▶ [RECORDS TO USE]:
▬▬▬

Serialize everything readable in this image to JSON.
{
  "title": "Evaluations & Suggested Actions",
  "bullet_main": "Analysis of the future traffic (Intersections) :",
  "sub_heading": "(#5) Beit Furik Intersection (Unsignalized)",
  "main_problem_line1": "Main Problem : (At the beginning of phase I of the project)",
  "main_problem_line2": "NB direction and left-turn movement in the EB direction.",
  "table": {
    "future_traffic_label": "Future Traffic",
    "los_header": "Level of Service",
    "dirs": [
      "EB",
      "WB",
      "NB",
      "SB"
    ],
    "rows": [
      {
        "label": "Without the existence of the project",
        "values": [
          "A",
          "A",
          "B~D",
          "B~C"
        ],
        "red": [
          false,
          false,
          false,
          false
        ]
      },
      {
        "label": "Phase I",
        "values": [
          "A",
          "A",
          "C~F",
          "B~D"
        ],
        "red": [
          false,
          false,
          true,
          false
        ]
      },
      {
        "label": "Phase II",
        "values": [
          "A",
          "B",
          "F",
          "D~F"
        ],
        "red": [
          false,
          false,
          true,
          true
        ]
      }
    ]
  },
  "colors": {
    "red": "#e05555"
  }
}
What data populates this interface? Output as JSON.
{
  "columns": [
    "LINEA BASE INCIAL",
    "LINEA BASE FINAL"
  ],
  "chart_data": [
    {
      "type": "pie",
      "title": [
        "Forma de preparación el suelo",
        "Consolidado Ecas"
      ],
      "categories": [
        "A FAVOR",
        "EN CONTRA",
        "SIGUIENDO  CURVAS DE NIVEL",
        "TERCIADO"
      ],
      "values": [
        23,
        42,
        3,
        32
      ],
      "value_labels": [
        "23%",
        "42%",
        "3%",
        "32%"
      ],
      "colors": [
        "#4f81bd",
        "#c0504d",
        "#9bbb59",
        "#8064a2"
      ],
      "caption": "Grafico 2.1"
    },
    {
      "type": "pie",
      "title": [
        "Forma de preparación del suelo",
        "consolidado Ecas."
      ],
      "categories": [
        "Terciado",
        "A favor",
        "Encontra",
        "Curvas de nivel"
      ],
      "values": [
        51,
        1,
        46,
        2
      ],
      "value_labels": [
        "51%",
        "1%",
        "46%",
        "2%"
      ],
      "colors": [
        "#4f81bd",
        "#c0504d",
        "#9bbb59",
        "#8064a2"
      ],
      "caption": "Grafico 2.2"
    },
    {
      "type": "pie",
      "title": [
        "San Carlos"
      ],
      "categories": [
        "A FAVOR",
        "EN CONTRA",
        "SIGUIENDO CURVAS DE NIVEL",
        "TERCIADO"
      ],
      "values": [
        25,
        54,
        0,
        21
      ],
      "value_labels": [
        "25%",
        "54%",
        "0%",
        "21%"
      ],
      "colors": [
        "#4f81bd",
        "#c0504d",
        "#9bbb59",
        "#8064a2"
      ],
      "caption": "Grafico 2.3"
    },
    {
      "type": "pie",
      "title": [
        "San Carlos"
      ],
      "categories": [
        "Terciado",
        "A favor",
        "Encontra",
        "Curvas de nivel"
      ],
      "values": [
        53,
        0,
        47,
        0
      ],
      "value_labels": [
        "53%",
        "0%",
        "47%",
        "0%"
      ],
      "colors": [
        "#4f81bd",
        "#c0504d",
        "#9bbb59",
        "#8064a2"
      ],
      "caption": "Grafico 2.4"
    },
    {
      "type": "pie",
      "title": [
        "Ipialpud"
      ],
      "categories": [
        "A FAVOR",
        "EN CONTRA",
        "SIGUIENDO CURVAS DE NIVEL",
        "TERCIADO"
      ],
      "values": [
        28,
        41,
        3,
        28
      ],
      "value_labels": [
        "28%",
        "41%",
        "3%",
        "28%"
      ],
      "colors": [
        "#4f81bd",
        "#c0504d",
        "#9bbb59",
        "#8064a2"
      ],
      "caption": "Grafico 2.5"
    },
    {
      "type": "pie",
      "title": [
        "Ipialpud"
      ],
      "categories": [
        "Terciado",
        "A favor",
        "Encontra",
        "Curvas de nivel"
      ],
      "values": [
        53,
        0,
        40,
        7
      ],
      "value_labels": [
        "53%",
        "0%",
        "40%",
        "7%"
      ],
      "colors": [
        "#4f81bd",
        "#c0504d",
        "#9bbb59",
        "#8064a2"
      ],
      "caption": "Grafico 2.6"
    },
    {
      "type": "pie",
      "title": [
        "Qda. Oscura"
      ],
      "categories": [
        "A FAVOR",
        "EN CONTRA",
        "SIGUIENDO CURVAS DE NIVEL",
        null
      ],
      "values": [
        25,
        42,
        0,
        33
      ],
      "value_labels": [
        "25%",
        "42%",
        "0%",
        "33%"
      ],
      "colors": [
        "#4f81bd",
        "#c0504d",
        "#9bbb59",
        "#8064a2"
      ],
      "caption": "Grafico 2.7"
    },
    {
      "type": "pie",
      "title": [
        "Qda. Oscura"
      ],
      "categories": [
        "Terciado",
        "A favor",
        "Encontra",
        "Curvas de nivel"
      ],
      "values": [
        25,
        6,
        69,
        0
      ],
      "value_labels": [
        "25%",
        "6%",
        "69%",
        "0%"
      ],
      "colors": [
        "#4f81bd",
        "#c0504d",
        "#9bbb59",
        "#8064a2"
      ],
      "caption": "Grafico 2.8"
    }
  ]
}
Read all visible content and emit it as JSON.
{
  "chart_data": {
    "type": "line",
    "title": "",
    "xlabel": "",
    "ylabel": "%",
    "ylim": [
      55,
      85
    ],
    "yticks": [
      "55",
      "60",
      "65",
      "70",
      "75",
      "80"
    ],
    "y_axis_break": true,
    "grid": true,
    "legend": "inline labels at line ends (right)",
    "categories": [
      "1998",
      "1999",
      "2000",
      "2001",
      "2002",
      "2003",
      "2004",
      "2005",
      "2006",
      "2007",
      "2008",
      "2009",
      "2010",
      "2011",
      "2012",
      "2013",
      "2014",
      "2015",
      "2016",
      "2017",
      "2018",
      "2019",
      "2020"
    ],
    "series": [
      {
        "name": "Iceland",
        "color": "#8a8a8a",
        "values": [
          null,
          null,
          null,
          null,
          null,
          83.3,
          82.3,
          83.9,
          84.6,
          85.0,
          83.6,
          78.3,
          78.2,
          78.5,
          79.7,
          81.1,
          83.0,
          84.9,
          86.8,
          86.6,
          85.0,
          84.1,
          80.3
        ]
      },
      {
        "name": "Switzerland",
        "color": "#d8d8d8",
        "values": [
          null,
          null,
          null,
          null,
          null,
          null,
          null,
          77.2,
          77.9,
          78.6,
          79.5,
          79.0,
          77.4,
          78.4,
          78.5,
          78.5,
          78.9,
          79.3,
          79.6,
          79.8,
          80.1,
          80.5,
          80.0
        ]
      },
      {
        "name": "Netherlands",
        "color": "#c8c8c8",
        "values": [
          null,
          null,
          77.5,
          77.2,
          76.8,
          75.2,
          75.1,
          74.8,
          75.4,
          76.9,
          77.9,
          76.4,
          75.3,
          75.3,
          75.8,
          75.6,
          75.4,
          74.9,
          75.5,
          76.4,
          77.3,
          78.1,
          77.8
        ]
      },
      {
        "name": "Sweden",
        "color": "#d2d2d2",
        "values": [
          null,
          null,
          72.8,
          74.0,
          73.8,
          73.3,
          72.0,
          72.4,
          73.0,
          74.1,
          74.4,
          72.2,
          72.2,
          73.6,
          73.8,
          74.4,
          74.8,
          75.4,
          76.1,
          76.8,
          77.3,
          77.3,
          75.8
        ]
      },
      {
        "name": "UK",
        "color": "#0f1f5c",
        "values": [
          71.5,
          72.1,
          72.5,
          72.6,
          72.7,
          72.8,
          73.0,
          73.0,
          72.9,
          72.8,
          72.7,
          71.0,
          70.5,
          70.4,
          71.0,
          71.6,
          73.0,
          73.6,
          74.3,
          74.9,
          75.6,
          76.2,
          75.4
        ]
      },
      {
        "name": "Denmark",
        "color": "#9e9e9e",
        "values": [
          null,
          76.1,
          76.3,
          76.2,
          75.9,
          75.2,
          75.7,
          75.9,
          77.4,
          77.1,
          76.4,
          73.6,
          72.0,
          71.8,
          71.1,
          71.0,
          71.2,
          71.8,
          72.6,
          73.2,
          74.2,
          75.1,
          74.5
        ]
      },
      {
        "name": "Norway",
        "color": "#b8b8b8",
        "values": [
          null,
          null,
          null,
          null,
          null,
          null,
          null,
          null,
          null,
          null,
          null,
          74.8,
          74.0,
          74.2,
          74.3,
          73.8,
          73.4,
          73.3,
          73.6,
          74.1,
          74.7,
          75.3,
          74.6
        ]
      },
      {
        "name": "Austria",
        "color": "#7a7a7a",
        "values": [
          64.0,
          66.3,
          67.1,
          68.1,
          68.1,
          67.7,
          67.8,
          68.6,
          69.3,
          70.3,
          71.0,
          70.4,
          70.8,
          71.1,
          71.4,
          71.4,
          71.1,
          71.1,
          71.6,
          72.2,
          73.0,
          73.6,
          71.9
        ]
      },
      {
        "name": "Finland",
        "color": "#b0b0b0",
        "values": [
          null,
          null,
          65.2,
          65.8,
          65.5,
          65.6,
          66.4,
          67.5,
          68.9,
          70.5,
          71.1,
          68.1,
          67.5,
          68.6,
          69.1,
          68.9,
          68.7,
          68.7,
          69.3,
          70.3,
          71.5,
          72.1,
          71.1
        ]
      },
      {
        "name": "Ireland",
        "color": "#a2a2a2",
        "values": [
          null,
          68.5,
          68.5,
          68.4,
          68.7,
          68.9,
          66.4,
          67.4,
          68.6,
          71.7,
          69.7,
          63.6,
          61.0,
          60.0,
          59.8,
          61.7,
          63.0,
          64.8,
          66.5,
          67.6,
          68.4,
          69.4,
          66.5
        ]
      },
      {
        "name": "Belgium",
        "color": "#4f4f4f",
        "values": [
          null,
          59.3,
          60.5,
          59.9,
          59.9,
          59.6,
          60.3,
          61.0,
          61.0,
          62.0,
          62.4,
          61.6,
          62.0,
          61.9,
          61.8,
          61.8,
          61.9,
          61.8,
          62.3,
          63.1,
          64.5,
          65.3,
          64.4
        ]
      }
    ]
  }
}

▬▬▬

Show every line above in which the word "name" occurs.

        "name": "Iceland",
        "name": "Switzerland",
        "name": "Netherlands",
        "name": "Sweden",
        "name": "UK",
        "name": "Denmark",
        "name": "Norway",
        "name": "Austria",
        "name": "Finland",
        "name": "Ireland",
        "name": "Belgium",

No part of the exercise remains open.